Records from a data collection
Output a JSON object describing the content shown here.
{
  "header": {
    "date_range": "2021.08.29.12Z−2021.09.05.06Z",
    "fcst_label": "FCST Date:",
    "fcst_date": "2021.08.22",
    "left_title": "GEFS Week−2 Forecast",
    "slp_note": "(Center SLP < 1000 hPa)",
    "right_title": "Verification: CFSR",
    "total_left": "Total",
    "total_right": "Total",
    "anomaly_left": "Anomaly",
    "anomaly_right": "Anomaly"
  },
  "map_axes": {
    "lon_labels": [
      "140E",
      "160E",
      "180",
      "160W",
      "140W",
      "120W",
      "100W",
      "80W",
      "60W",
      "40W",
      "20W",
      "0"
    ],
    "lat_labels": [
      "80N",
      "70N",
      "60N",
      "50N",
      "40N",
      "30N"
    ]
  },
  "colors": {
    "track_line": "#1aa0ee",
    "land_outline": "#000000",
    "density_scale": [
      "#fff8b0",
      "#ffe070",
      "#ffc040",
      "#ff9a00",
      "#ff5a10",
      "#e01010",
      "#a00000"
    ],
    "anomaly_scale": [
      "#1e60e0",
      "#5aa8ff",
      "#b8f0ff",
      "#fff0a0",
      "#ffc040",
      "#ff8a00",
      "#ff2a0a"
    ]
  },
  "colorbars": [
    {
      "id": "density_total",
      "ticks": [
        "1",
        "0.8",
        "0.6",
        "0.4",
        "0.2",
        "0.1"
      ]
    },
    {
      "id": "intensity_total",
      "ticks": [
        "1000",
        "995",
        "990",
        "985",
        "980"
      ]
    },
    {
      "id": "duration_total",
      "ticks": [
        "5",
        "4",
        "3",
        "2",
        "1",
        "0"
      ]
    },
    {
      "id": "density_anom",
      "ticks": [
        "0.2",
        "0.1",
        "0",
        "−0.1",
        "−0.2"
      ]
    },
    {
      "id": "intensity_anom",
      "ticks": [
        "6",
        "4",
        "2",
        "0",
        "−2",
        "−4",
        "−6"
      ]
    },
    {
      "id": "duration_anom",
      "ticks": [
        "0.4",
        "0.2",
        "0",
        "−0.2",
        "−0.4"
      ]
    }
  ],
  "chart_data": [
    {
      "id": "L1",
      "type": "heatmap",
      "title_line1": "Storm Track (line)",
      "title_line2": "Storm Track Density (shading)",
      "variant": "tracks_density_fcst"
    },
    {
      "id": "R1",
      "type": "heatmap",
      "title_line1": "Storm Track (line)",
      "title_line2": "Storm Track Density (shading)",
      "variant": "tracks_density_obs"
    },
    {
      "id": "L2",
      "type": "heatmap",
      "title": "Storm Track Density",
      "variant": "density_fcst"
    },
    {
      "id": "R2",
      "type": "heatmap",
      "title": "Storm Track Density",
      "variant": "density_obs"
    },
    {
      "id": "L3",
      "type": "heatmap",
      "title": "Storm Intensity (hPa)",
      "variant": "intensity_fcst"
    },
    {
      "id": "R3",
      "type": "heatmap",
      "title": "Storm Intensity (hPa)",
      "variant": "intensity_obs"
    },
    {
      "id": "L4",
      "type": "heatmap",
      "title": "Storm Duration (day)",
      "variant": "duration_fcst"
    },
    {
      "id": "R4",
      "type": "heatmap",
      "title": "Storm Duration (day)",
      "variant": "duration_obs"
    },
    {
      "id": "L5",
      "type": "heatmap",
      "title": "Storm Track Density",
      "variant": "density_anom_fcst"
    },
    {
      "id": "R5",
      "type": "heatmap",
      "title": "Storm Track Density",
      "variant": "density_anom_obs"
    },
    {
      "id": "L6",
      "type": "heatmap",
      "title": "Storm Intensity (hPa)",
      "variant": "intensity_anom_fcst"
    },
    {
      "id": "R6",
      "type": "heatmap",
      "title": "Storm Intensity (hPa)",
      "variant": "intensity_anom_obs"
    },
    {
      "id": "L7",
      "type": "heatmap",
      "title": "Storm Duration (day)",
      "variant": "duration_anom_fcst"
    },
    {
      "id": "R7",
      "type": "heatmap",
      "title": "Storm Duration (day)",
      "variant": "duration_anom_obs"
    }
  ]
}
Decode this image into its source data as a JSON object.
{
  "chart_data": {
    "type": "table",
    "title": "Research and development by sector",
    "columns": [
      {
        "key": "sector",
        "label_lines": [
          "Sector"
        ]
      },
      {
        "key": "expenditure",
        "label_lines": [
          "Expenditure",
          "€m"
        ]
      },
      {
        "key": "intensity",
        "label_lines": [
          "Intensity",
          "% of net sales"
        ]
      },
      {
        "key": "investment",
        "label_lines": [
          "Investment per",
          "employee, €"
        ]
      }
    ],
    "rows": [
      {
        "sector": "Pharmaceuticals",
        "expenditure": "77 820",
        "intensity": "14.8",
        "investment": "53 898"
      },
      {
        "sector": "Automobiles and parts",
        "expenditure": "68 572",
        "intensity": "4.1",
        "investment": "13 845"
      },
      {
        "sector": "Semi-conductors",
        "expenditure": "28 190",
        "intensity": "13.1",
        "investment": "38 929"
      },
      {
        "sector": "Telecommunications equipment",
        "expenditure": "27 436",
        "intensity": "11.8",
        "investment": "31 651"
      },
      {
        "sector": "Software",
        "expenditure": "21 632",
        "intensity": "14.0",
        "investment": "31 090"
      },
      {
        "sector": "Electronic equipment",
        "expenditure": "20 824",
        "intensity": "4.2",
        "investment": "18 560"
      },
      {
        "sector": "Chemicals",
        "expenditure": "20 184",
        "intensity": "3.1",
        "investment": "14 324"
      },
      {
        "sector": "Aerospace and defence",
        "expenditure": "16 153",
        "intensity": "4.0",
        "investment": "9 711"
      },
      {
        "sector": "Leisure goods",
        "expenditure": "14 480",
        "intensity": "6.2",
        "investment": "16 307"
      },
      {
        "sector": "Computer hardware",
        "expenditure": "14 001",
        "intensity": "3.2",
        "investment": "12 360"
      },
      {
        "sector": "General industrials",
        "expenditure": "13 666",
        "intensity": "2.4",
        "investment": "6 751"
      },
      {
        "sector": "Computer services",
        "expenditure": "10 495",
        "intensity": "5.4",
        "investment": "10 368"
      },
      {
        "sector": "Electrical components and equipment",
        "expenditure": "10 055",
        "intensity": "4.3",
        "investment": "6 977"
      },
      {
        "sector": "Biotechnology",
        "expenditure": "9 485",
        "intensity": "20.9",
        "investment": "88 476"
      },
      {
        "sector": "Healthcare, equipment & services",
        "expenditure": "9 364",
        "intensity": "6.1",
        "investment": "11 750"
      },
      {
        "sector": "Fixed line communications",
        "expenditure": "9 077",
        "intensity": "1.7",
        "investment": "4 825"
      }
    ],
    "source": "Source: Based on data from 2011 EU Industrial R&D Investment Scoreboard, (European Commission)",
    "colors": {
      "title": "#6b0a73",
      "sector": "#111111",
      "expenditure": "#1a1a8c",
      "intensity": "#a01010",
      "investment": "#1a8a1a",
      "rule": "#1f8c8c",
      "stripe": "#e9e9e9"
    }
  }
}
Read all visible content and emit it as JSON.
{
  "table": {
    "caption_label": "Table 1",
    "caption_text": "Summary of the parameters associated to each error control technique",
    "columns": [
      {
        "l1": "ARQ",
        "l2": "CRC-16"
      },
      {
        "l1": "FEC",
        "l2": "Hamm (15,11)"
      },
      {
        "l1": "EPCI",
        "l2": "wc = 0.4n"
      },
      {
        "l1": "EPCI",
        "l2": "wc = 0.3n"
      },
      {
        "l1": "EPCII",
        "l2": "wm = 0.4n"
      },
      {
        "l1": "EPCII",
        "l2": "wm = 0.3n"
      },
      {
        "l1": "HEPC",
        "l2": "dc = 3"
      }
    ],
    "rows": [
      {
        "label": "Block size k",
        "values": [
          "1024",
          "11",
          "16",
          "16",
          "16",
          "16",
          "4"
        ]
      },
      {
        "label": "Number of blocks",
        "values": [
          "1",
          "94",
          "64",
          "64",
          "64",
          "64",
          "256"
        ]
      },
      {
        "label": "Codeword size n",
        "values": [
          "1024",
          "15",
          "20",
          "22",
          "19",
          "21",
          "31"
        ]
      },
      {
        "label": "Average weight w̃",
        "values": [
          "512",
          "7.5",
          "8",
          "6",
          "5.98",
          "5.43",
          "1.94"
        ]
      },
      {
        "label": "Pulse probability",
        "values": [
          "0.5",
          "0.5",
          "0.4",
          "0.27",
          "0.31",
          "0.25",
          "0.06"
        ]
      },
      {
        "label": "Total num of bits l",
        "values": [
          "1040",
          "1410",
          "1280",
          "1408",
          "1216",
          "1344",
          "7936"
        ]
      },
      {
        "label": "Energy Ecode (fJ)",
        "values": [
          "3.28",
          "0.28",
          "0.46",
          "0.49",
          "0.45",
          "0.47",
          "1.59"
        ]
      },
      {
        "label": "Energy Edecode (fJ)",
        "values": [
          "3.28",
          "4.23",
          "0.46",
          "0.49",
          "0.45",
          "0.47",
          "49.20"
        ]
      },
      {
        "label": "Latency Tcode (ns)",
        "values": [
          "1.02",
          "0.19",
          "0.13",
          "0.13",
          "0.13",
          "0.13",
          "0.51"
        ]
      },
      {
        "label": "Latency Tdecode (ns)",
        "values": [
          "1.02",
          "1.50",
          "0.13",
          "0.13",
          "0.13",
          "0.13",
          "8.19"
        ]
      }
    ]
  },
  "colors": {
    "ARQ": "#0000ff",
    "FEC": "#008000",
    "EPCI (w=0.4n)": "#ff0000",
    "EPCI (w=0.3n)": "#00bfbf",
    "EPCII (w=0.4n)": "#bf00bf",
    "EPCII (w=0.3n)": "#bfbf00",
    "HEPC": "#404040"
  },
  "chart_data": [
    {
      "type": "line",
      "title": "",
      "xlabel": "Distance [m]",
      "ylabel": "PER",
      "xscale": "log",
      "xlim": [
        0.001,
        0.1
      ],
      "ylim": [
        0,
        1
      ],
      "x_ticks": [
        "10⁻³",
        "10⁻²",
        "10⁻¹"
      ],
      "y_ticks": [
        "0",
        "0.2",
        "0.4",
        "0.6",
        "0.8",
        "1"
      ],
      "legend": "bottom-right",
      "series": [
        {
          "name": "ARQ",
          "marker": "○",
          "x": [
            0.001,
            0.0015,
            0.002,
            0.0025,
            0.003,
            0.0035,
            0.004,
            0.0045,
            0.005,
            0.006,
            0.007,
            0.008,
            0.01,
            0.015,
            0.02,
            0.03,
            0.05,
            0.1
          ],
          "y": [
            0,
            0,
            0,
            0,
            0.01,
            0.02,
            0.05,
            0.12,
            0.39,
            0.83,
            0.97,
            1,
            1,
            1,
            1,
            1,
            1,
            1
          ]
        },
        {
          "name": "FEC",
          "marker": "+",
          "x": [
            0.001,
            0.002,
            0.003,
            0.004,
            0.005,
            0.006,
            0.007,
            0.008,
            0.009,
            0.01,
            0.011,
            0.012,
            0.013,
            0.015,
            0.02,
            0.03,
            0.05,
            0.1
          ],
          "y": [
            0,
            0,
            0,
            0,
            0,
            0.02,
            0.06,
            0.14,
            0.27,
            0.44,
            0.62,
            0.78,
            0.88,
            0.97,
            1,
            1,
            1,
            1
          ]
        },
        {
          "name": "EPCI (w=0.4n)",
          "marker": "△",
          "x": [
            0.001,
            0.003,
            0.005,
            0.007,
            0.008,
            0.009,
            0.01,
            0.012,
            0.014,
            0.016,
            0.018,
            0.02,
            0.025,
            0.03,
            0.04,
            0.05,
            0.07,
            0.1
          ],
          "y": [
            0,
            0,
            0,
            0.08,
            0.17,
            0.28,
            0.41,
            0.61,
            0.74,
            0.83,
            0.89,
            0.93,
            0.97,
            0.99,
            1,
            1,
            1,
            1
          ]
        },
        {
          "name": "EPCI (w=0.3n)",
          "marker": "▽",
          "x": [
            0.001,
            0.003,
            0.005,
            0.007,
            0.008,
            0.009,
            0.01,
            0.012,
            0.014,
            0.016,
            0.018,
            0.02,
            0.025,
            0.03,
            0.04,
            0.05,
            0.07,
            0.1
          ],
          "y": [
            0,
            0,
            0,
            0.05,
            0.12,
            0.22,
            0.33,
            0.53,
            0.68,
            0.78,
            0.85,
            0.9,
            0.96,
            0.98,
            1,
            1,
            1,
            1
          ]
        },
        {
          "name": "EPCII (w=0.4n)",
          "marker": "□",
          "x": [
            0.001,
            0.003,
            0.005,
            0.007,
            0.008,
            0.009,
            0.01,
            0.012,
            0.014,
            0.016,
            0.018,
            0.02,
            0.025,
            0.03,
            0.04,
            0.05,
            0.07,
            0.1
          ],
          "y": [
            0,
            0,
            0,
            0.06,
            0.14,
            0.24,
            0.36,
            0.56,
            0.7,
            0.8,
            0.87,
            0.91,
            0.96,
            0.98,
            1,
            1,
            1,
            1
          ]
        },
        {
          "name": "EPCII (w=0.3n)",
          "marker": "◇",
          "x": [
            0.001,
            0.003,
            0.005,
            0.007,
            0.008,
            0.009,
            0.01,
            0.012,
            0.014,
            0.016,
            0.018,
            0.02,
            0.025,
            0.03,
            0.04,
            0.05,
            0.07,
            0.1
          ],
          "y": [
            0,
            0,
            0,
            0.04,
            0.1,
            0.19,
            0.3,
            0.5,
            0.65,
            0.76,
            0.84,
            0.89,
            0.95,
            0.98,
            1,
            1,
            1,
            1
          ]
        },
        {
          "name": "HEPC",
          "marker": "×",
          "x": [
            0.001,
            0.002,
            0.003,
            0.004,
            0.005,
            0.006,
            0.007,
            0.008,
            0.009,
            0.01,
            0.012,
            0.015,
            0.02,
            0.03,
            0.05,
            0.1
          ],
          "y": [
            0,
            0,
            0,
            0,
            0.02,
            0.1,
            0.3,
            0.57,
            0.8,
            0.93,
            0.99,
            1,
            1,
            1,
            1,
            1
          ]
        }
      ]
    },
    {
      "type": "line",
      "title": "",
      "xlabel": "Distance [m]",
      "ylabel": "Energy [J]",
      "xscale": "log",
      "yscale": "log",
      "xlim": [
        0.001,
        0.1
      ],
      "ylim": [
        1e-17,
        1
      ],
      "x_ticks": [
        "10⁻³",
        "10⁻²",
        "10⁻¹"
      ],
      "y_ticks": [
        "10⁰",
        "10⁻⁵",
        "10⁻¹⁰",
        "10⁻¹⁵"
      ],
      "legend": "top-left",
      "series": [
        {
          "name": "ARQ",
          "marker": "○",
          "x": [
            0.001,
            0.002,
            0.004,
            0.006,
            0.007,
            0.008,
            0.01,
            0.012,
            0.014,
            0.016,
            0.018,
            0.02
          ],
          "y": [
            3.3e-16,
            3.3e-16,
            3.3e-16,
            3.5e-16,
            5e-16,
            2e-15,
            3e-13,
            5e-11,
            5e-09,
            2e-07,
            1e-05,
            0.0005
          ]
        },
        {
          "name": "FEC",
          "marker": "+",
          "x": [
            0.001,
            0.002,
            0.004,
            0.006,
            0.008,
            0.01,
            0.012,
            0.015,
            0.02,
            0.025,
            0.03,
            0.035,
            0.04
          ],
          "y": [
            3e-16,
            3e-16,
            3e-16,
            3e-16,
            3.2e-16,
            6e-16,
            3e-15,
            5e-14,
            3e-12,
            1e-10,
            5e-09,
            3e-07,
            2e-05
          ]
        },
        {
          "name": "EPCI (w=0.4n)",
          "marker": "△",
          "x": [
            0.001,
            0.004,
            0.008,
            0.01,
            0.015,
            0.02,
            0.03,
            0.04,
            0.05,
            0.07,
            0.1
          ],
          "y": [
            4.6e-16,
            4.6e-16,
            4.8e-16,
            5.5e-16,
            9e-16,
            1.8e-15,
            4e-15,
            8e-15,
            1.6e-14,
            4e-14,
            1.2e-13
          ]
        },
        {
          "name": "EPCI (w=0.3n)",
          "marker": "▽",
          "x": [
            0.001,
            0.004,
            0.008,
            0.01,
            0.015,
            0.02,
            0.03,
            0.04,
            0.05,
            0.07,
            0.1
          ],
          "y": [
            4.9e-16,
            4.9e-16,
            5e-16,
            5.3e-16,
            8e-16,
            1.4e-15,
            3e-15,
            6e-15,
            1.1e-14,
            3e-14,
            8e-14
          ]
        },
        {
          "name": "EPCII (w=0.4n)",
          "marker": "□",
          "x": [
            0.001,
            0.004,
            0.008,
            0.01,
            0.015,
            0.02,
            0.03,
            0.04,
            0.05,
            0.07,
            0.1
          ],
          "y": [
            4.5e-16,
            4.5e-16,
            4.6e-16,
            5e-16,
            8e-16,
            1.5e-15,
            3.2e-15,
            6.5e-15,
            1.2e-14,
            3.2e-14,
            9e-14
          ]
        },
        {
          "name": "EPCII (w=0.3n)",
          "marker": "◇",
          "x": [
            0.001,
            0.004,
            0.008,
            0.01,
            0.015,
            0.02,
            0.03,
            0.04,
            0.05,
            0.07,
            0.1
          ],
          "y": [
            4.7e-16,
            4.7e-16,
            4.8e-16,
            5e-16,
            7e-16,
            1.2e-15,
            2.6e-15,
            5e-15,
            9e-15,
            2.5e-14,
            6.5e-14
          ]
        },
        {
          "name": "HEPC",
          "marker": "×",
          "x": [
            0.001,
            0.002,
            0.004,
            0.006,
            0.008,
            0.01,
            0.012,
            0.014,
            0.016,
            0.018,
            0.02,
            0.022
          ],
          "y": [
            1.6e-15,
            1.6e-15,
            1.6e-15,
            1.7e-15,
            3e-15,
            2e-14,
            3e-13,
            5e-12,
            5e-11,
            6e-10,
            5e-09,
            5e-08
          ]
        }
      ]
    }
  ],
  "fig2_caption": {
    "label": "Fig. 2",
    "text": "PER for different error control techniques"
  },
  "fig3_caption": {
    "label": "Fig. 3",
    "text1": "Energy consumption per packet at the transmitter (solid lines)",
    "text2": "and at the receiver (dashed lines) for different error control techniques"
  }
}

WHAT THE TASK REQUIRES: Give only the number of lines in the material above that include the word "object".

RESULT OF THIS TASK: 2